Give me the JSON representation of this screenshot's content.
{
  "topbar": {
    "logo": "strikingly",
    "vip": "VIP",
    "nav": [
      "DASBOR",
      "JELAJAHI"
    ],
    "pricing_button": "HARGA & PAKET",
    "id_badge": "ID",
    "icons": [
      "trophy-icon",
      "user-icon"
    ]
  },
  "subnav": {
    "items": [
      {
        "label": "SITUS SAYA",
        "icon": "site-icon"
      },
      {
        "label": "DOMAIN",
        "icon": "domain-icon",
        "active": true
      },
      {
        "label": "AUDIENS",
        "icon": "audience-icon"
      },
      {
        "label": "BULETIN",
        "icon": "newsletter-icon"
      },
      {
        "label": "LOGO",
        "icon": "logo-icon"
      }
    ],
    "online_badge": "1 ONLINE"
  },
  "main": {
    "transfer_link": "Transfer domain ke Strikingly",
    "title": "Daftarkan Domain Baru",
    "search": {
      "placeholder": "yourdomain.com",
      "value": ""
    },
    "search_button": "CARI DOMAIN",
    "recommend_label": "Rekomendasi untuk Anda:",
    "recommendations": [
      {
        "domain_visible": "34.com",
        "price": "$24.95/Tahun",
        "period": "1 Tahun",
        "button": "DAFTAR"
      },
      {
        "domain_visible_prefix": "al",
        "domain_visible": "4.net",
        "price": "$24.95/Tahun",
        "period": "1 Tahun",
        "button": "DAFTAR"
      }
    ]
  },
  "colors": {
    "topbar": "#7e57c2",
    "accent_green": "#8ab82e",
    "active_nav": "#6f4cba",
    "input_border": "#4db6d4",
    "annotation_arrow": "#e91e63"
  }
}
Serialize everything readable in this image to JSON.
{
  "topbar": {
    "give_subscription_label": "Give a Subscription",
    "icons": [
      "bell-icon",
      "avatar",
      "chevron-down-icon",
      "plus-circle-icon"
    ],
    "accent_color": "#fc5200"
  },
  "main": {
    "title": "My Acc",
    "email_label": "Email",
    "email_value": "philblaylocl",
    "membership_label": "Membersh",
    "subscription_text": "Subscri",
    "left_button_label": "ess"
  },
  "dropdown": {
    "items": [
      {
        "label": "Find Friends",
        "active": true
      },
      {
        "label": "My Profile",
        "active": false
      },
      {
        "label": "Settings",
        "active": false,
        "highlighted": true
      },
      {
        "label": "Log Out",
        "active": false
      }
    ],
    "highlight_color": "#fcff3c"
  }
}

● INSTRUCTIONS TO FOLLOW
Using the listing above, locate the lines that hold "Give" and copy each one.

● RESULT OF THE TASK
Give me the JSON representation of this screenshot's content.
    "give_subscription_label": "Give a Subscription",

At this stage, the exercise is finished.